* Task to complete:
Type out all the data below, word for word.

:: Information given

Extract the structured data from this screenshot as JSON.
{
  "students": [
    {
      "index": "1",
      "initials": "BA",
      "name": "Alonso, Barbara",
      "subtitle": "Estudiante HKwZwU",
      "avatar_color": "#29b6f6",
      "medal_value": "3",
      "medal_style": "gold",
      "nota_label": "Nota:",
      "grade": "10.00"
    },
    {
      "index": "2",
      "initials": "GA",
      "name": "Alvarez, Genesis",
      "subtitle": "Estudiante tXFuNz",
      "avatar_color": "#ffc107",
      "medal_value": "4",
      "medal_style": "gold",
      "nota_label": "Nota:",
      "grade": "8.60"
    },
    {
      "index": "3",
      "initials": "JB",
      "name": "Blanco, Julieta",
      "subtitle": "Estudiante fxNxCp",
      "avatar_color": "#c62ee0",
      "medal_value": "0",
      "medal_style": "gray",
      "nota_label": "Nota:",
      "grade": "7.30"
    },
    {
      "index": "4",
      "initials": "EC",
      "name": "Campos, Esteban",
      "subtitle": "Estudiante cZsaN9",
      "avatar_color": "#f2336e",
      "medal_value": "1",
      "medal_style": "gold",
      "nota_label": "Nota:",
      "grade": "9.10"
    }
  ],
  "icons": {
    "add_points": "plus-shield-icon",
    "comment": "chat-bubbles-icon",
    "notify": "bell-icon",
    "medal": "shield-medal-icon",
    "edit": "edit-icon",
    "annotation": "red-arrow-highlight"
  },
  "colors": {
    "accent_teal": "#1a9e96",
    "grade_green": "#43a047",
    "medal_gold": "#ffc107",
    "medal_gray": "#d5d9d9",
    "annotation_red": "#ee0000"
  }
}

::::

* Result of this task:
Extract the structured data from this screenshot as JSON.
{
  "students": [
    {
      "index": "1",
      "initials": "BA",
      "name": "Alonso, Barbara",
      "subtitle": "Estudiante HKwZwU",
      "avatar_color": "#29b6f6",
      "medal_value": "3",
      "medal_style": "gold",
      "nota_label": "Nota:",
      "grade": "10.00"
    },
    {
      "index": "2",
      "initials": "GA",
      "name": "Alvarez, Genesis",
      "subtitle": "Estudiante tXFuNz",
      "avatar_color": "#ffc107",
      "medal_value": "4",
      "medal_style": "gold",
      "nota_label": "Nota:",
      "grade": "8.60"
    },
    {
      "index": "3",
      "initials": "JB",
      "name": "Blanco, Julieta",
      "subtitle": "Estudiante fxNxCp",
      "avatar_color": "#c62ee0",
      "medal_value": "0",
      "medal_style": "gray",
      "nota_label": "Nota:",
      "grade": "7.30"
    },
    {
      "index": "4",
      "initials": "EC",
      "name": "Campos, Esteban",
      "subtitle": "Estudiante cZsaN9",
      "avatar_color": "#f2336e",
      "medal_value": "1",
      "medal_style": "gold",
      "nota_label": "Nota:",
      "grade": "9.10"
    }
  ],
  "icons": {
    "add_points": "plus-shield-icon",
    "comment": "chat-bubbles-icon",
    "notify": "bell-icon",
    "medal": "shield-medal-icon",
    "edit": "edit-icon",
    "annotation": "red-arrow-highlight"
  },
  "colors": {
    "accent_teal": "#1a9e96",
    "grade_green": "#43a047",
    "medal_gold": "#ffc107",
    "medal_gray": "#d5d9d9",
    "annotation_red": "#ee0000"
  }
}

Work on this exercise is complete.